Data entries

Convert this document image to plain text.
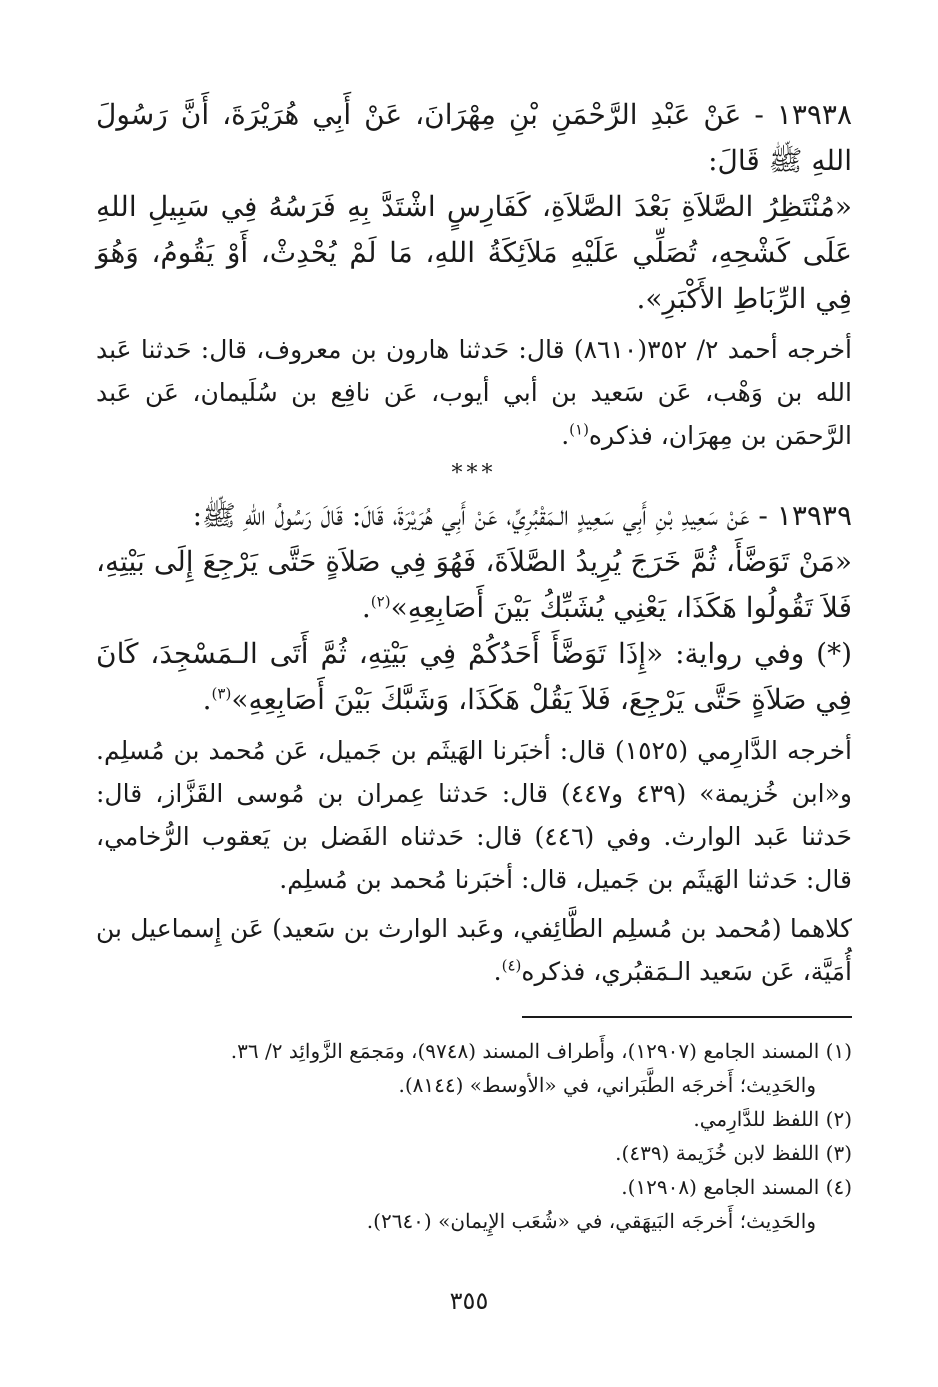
١٣٩٣٨ - عَنْ عَبْدِ الرَّحْمَنِ بْنِ مِهْرَانَ، عَنْ أَبِي هُرَيْرَةَ، أَنَّ رَسُولَ اللهِ ﷺ قَالَ:

«مُنْتَظِرُ الصَّلاَةِ بَعْدَ الصَّلاَةِ، كَفَارِسٍ اشْتَدَّ بِهِ فَرَسُهُ فِي سَبِيلِ اللهِ عَلَى كَشْحِهِ، تُصَلِّي عَلَيْهِ مَلاَئِكَةُ اللهِ، مَا لَمْ يُحْدِثْ، أَوْ يَقُومُ، وَهُوَ فِي الرِّبَاطِ الأَكْبَرِ».

أخرجه أحمد ٢/ ٣٥٢(٨٦١٠) قال: حَدثنا هارون بن معروف، قال: حَدثنا عَبد الله بن وَهْب، عَن سَعيد بن أبي أيوب، عَن نافِع بن سُلَيمان، عَن عَبد الرَّحمَن بن مِهرَان، فذكره$^{(١)}$.

***

١٣٩٣٩ - عَنْ سَعِيدِ بْنِ أَبِي سَعِيدٍ الـمَقْبُرِيِّ، عَنْ أَبِي هُرَيْرَةَ، قَالَ: قَالَ رَسُولُ اللهِ ﷺ:

«مَنْ تَوَضَّأَ، ثُمَّ خَرَجَ يُرِيدُ الصَّلاَةَ، فَهُوَ فِي صَلاَةٍ حَتَّى يَرْجِعَ إِلَى بَيْتِهِ، فَلاَ تَقُولُوا هَكَذَا، يَعْنِي يُشَبِّكُ بَيْنَ أَصَابِعِهِ»$^{(٢)}$.

(*) وفي رواية: «إِذَا تَوَضَّأَ أَحَدُكُمْ فِي بَيْتِهِ، ثُمَّ أَتَى الـمَسْجِدَ، كَانَ فِي صَلاَةٍ حَتَّى يَرْجِعَ، فَلاَ يَقُلْ هَكَذَا، وَشَبَّكَ بَيْنَ أَصَابِعِهِ»$^{(٣)}$.

أخرجه الدَّارِمي (١٥٢٥) قال: أخبَرنا الهَيثَم بن جَميل، عَن مُحمد بن مُسلِم. و«ابن خُزيمة» (٤٣٩ و٤٤٧) قال: حَدثنا عِمران بن مُوسى القَزَّاز، قال: حَدثنا عَبد الوارث. وفي (٤٤٦) قال: حَدثناه الفَضل بن يَعقوب الرُّخامي، قال: حَدثنا الهَيثَم بن جَميل، قال: أخبَرنا مُحمد بن مُسلِم.

كلاهما (مُحمد بن مُسلِم الطَّائِفي، وعَبد الوارث بن سَعيد) عَن إِسماعيل بن أُمَيَّة، عَن سَعيد الـمَقبُري، فذكره$^{(٤)}$.

(١) المسند الجامع (١٢٩٠٧)، وأَطراف المسند (٩٧٤٨)، ومَجمَع الزَّوائِد ٢/ ٣٦.

والحَدِيث؛ أَخرجَه الطَّبَراني، في «الأوسط» (٨١٤٤).

(٢) اللفظ للدَّارِمي.

(٣) اللفظ لابن خُزَيمة (٤٣٩).

(٤) المسند الجامع (١٢٩٠٨).

والحَدِيث؛ أَخرجَه البَيهَقي، في «شُعَب الإِيمان» (٢٦٤٠).

٣٥٥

What the task asks – Identify and copy the lines holding the word "اللفظ".

Exercise output –
(٢) اللفظ للدَّارِمي.
(٣) اللفظ لابن خُزَيمة (٤٣٩).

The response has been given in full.